Data lines:

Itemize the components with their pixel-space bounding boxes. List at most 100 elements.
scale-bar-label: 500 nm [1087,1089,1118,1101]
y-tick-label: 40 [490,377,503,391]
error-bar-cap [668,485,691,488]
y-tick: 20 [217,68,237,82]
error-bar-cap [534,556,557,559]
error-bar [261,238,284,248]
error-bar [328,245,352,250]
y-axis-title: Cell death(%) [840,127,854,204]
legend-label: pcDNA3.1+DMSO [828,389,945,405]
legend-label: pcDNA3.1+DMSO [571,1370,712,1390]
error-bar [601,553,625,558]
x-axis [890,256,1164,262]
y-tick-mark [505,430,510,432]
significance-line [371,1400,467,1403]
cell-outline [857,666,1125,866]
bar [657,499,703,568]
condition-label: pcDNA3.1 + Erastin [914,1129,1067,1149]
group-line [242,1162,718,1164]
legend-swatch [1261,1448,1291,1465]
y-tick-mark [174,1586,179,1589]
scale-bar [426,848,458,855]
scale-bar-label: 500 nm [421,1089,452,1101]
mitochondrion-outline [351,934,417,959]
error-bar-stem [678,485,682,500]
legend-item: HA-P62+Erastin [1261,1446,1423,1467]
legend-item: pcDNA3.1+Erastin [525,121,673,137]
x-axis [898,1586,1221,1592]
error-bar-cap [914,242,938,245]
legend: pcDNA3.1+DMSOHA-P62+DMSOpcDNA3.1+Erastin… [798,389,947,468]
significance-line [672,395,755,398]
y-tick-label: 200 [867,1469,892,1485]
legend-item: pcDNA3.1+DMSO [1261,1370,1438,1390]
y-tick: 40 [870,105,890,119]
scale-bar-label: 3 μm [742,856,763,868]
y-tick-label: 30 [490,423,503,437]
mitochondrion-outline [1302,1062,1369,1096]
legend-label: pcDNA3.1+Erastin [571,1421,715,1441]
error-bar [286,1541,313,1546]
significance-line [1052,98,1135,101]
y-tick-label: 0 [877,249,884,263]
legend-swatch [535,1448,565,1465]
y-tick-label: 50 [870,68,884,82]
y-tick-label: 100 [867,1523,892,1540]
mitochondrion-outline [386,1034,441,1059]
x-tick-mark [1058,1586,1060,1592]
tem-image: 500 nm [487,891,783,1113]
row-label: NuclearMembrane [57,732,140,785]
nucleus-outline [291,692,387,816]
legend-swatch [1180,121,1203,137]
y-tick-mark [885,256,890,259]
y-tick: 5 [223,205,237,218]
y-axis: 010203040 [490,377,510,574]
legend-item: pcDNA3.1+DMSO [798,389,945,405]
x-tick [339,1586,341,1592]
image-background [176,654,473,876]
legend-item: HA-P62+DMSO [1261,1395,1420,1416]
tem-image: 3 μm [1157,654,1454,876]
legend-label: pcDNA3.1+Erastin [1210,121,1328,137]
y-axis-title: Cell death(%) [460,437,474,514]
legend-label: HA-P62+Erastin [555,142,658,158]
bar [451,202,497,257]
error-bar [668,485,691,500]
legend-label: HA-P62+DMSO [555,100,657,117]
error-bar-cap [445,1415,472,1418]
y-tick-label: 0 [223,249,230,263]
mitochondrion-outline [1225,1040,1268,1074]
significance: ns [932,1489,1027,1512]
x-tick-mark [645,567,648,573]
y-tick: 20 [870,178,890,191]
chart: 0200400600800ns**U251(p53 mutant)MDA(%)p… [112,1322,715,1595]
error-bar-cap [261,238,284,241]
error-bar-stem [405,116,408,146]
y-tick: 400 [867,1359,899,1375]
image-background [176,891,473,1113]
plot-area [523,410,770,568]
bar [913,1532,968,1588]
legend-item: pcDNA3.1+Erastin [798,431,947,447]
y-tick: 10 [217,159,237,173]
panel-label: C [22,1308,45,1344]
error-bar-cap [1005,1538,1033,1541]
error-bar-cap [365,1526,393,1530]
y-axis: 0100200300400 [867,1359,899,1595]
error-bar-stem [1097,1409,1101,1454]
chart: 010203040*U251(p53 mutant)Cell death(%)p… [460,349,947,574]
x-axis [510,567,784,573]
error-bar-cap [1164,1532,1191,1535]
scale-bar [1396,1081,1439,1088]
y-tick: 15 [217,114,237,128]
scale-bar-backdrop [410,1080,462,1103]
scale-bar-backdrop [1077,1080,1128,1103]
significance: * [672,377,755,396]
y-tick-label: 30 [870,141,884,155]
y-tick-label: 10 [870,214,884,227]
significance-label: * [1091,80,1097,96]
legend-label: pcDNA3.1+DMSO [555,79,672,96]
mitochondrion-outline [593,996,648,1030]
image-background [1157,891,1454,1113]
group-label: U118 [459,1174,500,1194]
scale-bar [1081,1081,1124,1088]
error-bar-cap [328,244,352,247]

What to do: Rewrite all the records above with "legend-swatch" changed to "legend-marker" wherever it occurs, leaving every other part of each line the same.

Exercise result:
Itemize the components with their pixel-space bounding boxes. List at most 100 elements.
scale-bar-label: 500 nm [1087,1089,1118,1101]
y-tick-label: 40 [490,377,503,391]
error-bar-cap [668,485,691,488]
y-tick: 20 [217,68,237,82]
error-bar-cap [534,556,557,559]
error-bar [261,238,284,248]
error-bar [328,245,352,250]
y-axis-title: Cell death(%) [840,127,854,204]
legend-label: pcDNA3.1+DMSO [828,389,945,405]
legend-label: pcDNA3.1+DMSO [571,1370,712,1390]
error-bar [601,553,625,558]
x-axis [890,256,1164,262]
y-tick-mark [505,430,510,432]
significance-line [371,1400,467,1403]
cell-outline [857,666,1125,866]
bar [657,499,703,568]
condition-label: pcDNA3.1 + Erastin [914,1129,1067,1149]
group-line [242,1162,718,1164]
legend-marker [1261,1448,1291,1465]
y-tick-mark [174,1586,179,1589]
scale-bar [426,848,458,855]
scale-bar-label: 500 nm [421,1089,452,1101]
mitochondrion-outline [351,934,417,959]
error-bar-stem [678,485,682,500]
legend-item: HA-P62+Erastin [1261,1446,1423,1467]
legend-item: pcDNA3.1+Erastin [525,121,673,137]
x-axis [898,1586,1221,1592]
error-bar-cap [914,242,938,245]
legend: pcDNA3.1+DMSOHA-P62+DMSOpcDNA3.1+Erastin… [798,389,947,468]
significance-line [672,395,755,398]
y-tick-label: 200 [867,1469,892,1485]
legend-item: pcDNA3.1+DMSO [1261,1370,1438,1390]
y-tick: 40 [870,105,890,119]
scale-bar-label: 3 μm [742,856,763,868]
y-tick-label: 30 [490,423,503,437]
mitochondrion-outline [1302,1062,1369,1096]
legend-label: pcDNA3.1+Erastin [571,1421,715,1441]
error-bar [286,1541,313,1546]
significance-line [1052,98,1135,101]
y-tick-label: 0 [877,249,884,263]
legend-marker [535,1448,565,1465]
y-tick-label: 50 [870,68,884,82]
y-tick-label: 100 [867,1523,892,1540]
mitochondrion-outline [386,1034,441,1059]
x-tick-mark [1058,1586,1060,1592]
tem-image: 500 nm [487,891,783,1113]
row-label: NuclearMembrane [57,732,140,785]
nucleus-outline [291,692,387,816]
legend-marker [1180,121,1203,137]
y-tick-mark [885,256,890,259]
y-tick: 5 [223,205,237,218]
y-axis: 010203040 [490,377,510,574]
legend-item: pcDNA3.1+DMSO [798,389,945,405]
x-tick [339,1586,341,1592]
image-background [176,654,473,876]
legend-item: HA-P62+DMSO [1261,1395,1420,1416]
tem-image: 3 μm [1157,654,1454,876]
legend-label: pcDNA3.1+Erastin [1210,121,1328,137]
y-axis-title: Cell death(%) [460,437,474,514]
legend-label: HA-P62+Erastin [555,142,658,158]
bar [451,202,497,257]
error-bar [668,485,691,500]
legend-label: HA-P62+DMSO [555,100,657,117]
error-bar-cap [445,1415,472,1418]
y-tick-label: 0 [223,249,230,263]
mitochondrion-outline [1225,1040,1268,1074]
significance: ns [932,1489,1027,1512]
x-tick-mark [645,567,648,573]
y-tick: 20 [870,178,890,191]
chart: 0200400600800ns**U251(p53 mutant)MDA(%)p… [112,1322,715,1595]
error-bar-cap [261,238,284,241]
error-bar-stem [405,116,408,146]
y-tick: 400 [867,1359,899,1375]
image-background [176,891,473,1113]
plot-area [523,410,770,568]
bar [913,1532,968,1588]
legend-item: pcDNA3.1+Erastin [798,431,947,447]
y-tick: 10 [217,159,237,173]
panel-label: C [22,1308,45,1344]
error-bar-cap [1005,1538,1033,1541]
error-bar-cap [365,1526,393,1530]
y-axis: 0100200300400 [867,1359,899,1595]
error-bar-stem [1097,1409,1101,1454]
chart: 010203040*U251(p53 mutant)Cell death(%)p… [460,349,947,574]
x-axis [510,567,784,573]
error-bar-cap [1164,1532,1191,1535]
scale-bar [1396,1081,1439,1088]
y-tick: 15 [217,114,237,128]
scale-bar-backdrop [410,1080,462,1103]
scale-bar-backdrop [1077,1080,1128,1103]
significance: * [672,377,755,396]
y-tick-label: 30 [870,141,884,155]
y-tick-label: 10 [870,214,884,227]
significance-label: * [1091,80,1097,96]
legend-label: pcDNA3.1+DMSO [555,79,672,96]
mitochondrion-outline [593,996,648,1030]
image-background [1157,891,1454,1113]
group-label: U118 [459,1174,500,1194]
scale-bar [1081,1081,1124,1088]
error-bar-cap [328,244,352,247]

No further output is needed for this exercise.